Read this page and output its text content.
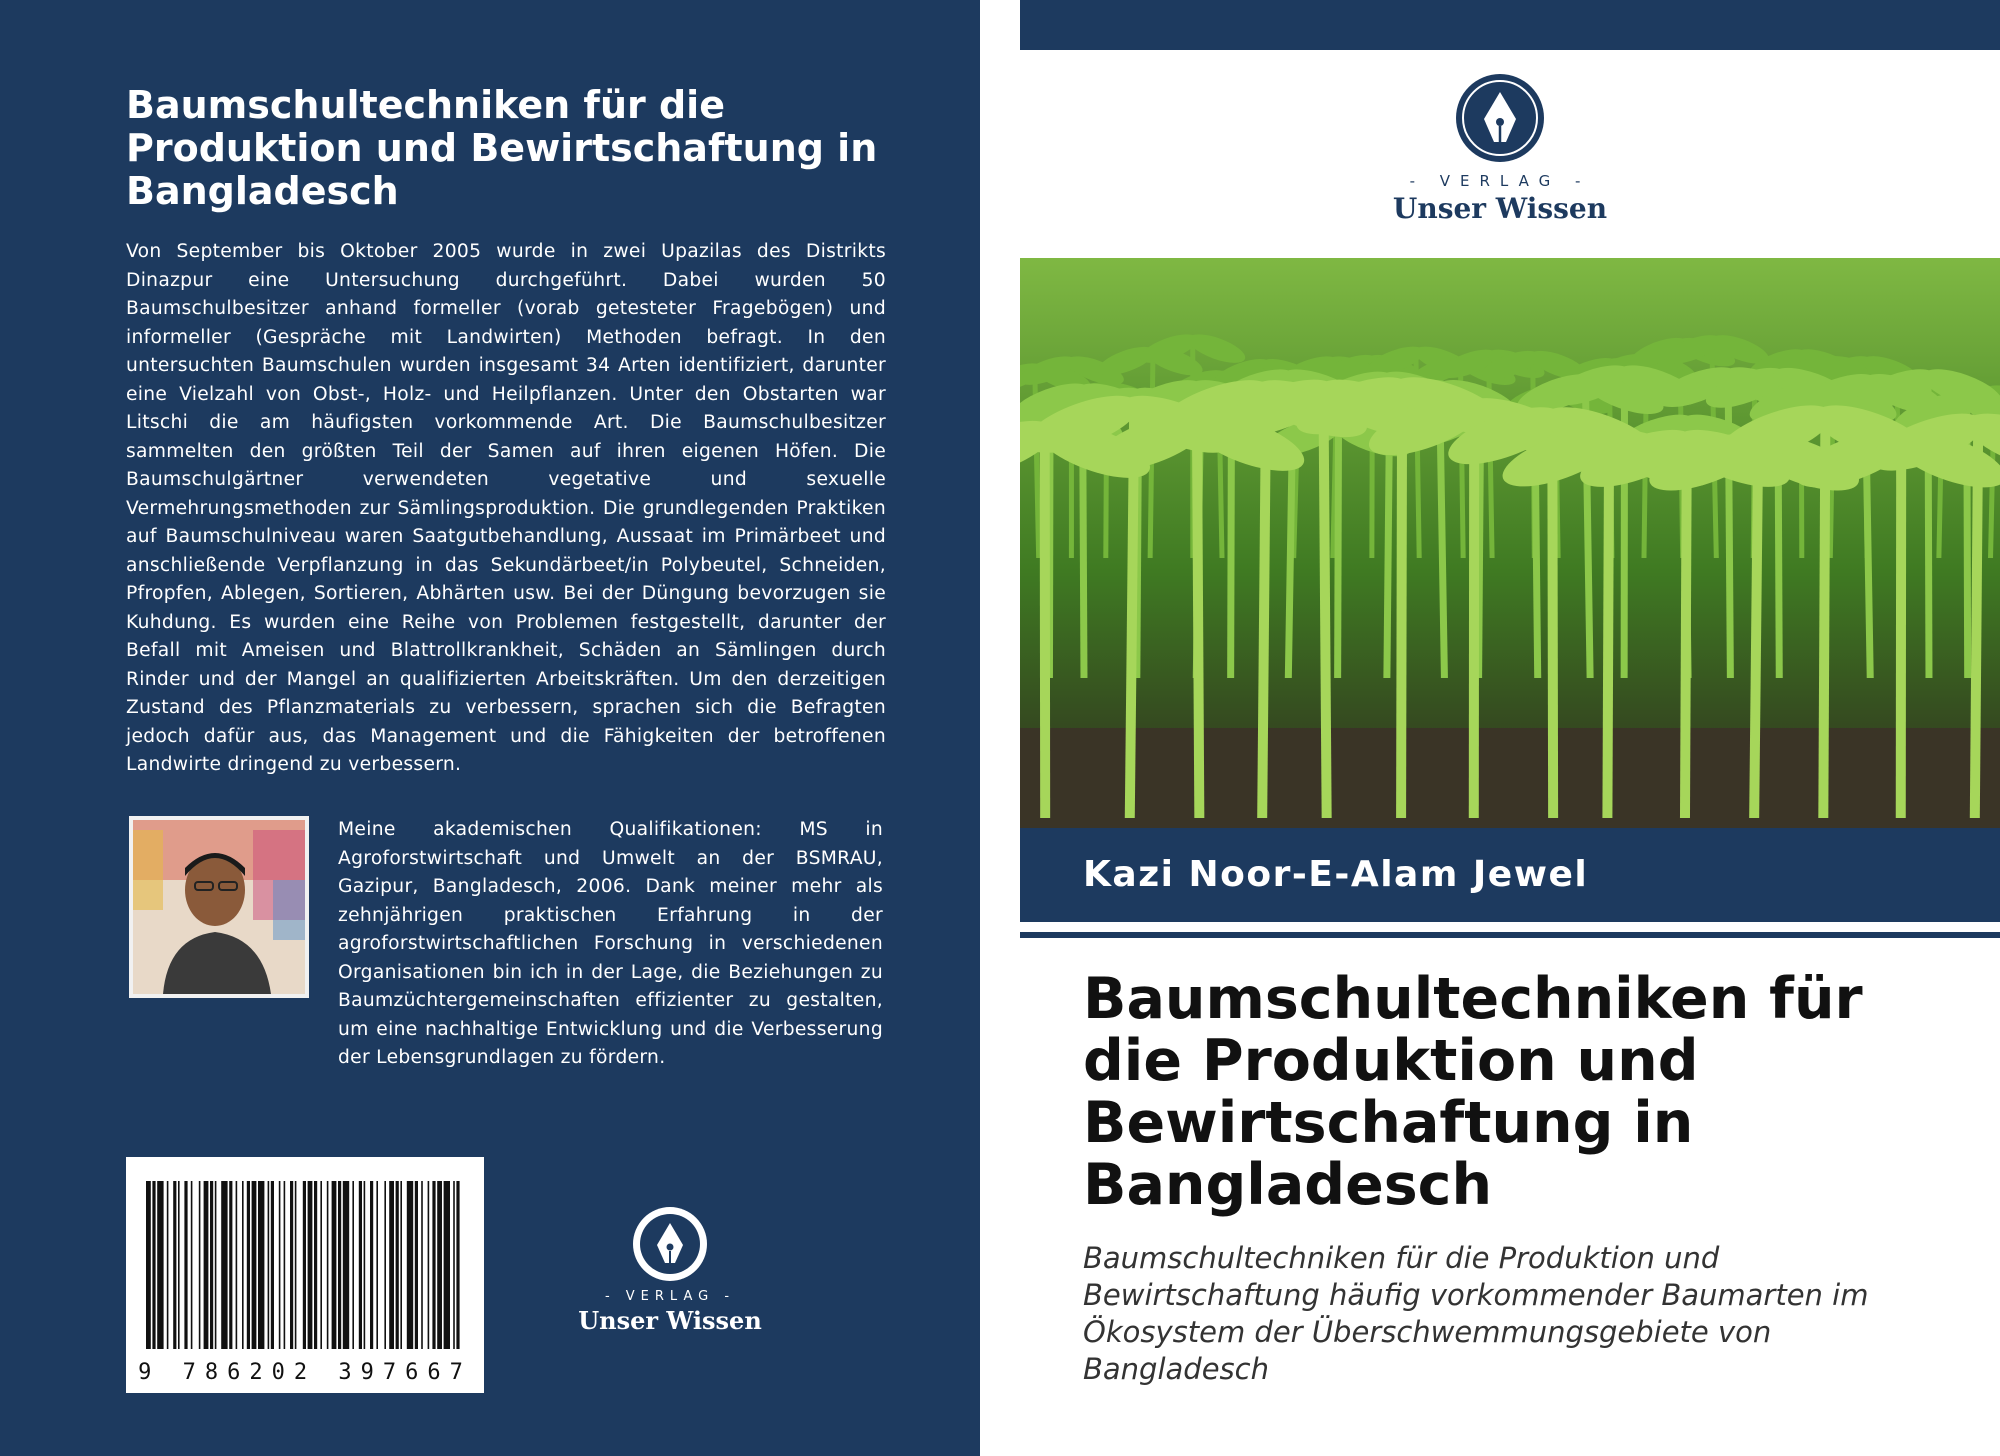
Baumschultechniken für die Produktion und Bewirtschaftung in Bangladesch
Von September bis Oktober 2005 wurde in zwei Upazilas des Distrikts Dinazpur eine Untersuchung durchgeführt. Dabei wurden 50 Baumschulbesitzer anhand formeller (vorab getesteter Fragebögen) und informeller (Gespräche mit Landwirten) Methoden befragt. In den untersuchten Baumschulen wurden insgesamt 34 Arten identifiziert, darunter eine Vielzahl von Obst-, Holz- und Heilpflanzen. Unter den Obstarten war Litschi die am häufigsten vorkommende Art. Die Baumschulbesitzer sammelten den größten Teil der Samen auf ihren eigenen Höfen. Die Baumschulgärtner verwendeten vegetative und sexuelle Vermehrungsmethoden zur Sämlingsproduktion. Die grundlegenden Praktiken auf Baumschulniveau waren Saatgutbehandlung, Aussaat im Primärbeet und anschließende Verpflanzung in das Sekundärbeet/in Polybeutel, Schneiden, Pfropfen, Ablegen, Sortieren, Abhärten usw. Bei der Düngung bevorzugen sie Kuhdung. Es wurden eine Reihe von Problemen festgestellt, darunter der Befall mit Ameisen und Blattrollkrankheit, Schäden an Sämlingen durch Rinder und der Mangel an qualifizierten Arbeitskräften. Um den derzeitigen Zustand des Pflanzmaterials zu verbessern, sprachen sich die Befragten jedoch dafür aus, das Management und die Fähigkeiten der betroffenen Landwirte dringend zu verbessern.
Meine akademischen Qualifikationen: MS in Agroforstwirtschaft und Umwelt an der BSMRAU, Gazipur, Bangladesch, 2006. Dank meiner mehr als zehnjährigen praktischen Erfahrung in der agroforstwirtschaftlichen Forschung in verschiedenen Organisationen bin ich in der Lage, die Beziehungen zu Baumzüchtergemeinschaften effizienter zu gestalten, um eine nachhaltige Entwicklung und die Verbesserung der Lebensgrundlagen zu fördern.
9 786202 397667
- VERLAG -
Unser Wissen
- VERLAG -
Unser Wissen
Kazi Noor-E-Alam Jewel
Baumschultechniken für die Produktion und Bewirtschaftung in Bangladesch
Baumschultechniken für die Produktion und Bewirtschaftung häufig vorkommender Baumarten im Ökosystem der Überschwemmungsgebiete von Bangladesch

━━━━━━━━━━━━━━━━

• [Goal of the exercise]:
Reproduce each line from the records that contains the word "Bangladesch".

• [Written response]:
Baumschultechniken für die Produktion und Bewirtschaftung in Bangladesch
Meine akademischen Qualifikationen: MS in Agroforstwirtschaft und Umwelt an der BSMRAU, Gazipur, Bangladesch, 2006. Dank meiner mehr als zehnjährigen praktischen Erfahrung in der agroforstwirtschaftlichen Forschung in verschiedenen Organisationen bin ich in der Lage, die Beziehungen zu Baumzüchtergemeinschaften effizienter zu gestalten, um eine nachhaltige Entwicklung und die Verbesserung der Lebensgrundlagen zu fördern.
Baumschultechniken für die Produktion und Bewirtschaftung in Bangladesch
Baumschultechniken für die Produktion und Bewirtschaftung häufig vorkommender Baumarten im Ökosystem der Überschwemmungsgebiete von Bangladesch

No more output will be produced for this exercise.